━━━ INFORMATION GIVEN

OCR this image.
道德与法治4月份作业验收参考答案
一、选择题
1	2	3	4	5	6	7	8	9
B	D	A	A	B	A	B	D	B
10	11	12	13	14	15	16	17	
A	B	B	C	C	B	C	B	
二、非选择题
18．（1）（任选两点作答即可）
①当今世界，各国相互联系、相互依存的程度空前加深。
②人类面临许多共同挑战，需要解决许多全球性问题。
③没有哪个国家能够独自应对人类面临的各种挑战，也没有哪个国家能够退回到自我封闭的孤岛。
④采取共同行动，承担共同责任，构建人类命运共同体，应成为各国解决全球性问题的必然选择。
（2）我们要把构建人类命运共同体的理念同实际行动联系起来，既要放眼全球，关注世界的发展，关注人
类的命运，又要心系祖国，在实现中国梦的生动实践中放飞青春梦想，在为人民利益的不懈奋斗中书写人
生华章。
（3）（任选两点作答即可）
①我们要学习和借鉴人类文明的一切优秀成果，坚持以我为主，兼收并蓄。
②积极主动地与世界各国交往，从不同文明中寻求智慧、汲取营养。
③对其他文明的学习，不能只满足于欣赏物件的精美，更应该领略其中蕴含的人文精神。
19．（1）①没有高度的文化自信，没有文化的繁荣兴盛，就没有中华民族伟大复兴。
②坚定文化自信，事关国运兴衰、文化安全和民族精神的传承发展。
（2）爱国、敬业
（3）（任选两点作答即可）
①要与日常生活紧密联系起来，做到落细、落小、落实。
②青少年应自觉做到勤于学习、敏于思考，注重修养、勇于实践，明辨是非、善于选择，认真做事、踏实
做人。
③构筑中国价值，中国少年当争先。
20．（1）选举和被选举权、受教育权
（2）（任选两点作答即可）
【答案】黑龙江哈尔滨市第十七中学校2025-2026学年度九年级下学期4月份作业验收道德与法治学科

━━━━━━
━━━ INFORMATION GIVEN

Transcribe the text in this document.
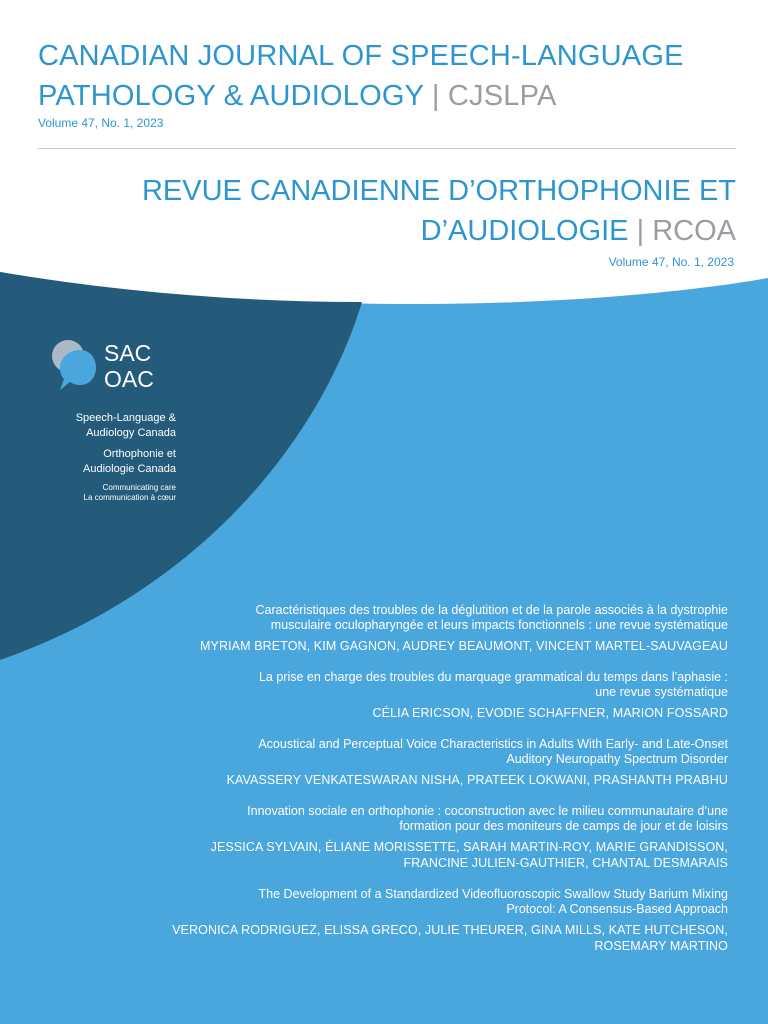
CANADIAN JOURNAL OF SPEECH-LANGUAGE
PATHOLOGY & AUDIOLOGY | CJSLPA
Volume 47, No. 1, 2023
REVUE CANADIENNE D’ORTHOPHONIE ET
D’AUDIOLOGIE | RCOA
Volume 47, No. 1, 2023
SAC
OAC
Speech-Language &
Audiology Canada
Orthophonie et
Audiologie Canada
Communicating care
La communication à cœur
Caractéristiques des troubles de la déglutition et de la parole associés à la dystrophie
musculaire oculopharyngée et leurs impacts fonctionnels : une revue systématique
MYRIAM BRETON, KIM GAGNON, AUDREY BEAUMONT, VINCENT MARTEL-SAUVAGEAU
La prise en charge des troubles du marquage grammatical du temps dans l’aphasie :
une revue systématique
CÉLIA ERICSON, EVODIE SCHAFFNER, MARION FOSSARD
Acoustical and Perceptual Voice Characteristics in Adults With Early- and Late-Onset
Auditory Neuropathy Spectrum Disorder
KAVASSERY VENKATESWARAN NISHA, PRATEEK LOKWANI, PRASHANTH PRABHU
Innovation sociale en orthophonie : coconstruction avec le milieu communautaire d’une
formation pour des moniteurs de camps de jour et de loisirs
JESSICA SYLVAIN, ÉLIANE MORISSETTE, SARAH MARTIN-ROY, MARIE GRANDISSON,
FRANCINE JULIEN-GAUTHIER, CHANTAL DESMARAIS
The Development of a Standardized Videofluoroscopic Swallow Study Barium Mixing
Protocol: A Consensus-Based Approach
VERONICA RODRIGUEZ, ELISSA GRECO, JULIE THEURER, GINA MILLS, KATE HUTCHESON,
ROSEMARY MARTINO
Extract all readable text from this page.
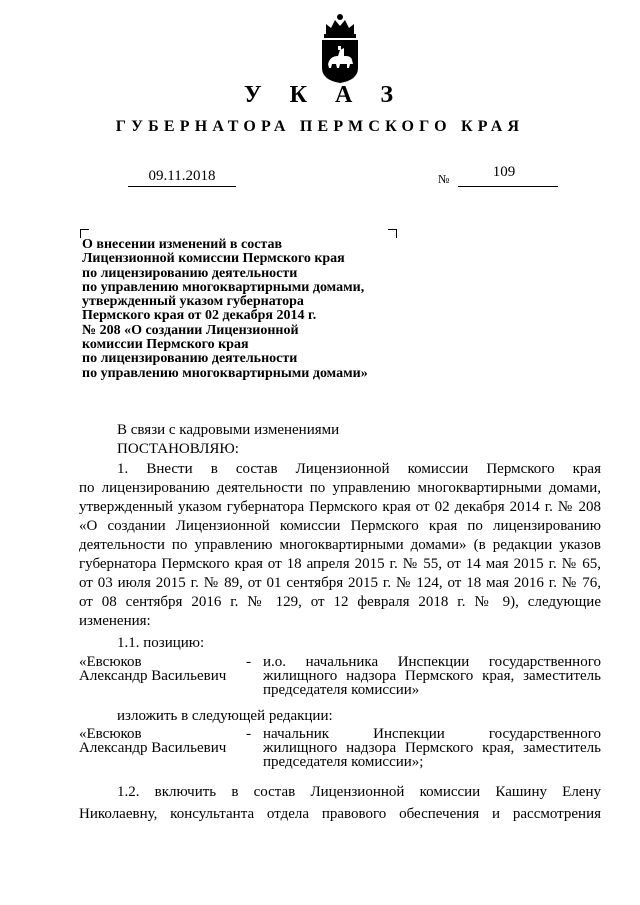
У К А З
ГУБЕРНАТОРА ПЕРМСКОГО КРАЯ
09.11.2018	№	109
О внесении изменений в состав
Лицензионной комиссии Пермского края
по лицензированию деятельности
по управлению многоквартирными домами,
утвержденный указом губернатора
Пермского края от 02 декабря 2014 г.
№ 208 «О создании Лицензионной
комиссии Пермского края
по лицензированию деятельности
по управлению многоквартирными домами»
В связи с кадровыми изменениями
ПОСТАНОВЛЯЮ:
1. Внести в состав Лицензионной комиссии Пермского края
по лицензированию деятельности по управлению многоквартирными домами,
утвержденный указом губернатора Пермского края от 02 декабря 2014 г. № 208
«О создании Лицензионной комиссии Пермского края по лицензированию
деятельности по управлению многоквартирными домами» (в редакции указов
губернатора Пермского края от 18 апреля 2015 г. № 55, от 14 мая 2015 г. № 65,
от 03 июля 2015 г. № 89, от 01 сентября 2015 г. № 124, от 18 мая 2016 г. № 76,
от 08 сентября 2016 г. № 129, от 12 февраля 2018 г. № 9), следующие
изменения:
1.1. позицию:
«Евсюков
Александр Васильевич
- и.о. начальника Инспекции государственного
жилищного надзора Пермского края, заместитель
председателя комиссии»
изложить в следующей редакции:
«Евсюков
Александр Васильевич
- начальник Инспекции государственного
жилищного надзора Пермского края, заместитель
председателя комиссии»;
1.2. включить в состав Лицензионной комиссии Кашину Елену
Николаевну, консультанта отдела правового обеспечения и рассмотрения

━━━━━━
━━━ INFORMATION GIVEN

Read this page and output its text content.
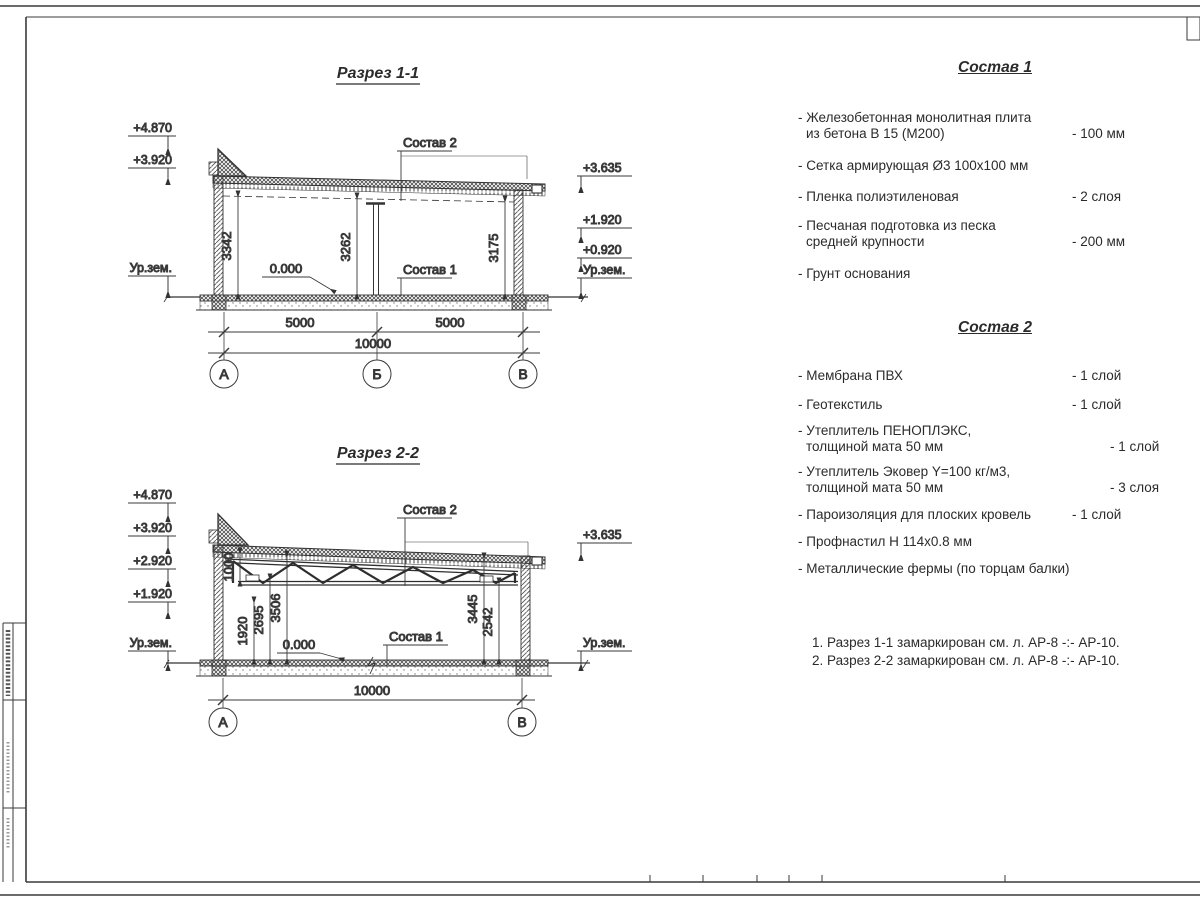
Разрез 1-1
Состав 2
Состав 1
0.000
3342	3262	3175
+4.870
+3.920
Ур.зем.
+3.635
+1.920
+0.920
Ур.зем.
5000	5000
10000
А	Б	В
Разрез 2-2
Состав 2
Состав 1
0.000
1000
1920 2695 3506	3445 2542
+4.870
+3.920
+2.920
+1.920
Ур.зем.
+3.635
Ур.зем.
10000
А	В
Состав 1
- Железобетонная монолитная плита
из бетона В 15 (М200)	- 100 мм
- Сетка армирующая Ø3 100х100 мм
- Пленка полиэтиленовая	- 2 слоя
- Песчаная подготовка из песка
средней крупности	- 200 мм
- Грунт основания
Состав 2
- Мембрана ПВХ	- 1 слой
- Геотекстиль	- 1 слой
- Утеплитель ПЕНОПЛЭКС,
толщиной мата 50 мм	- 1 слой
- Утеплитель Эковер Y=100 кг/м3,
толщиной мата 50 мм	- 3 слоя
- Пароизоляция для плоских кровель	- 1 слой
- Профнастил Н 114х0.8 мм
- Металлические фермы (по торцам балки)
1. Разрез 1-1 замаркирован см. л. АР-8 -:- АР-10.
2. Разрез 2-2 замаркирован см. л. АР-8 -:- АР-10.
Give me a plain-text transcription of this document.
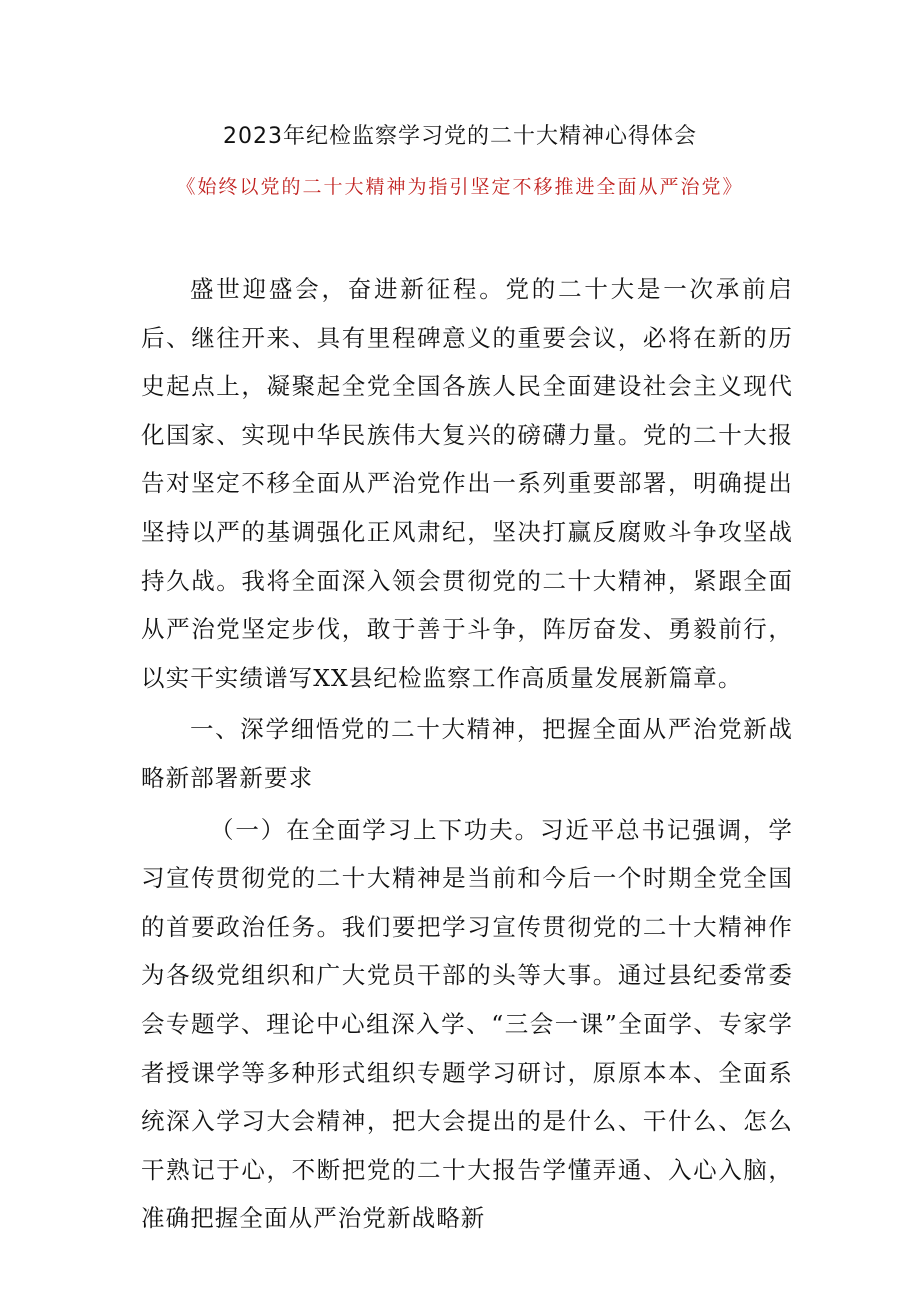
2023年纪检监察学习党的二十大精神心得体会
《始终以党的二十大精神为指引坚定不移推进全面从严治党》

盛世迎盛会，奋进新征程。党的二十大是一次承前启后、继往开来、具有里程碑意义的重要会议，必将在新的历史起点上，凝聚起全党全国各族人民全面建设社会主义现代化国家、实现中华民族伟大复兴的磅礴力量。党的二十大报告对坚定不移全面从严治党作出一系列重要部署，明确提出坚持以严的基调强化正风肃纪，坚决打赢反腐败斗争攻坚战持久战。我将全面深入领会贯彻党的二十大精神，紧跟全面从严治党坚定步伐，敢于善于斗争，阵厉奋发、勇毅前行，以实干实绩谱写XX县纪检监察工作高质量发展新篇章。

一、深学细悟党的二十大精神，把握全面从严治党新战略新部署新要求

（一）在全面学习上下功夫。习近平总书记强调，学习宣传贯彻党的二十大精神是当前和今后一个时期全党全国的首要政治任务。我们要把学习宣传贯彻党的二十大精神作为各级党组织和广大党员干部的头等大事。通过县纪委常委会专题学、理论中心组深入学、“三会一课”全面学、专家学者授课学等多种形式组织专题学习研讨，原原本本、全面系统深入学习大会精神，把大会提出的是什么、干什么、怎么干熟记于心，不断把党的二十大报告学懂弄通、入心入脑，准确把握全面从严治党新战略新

━━━━━━

■ WHAT THE TASK REQUIRES ■
Using the listing above, pick out each line that contains the word "указом", then copy it.

■ SOLUTION TO THE EXERCISE ■
утвержденный указом губернатора
утвержденный указом губернатора Пермского края от 02 декабря 2014 г. № 208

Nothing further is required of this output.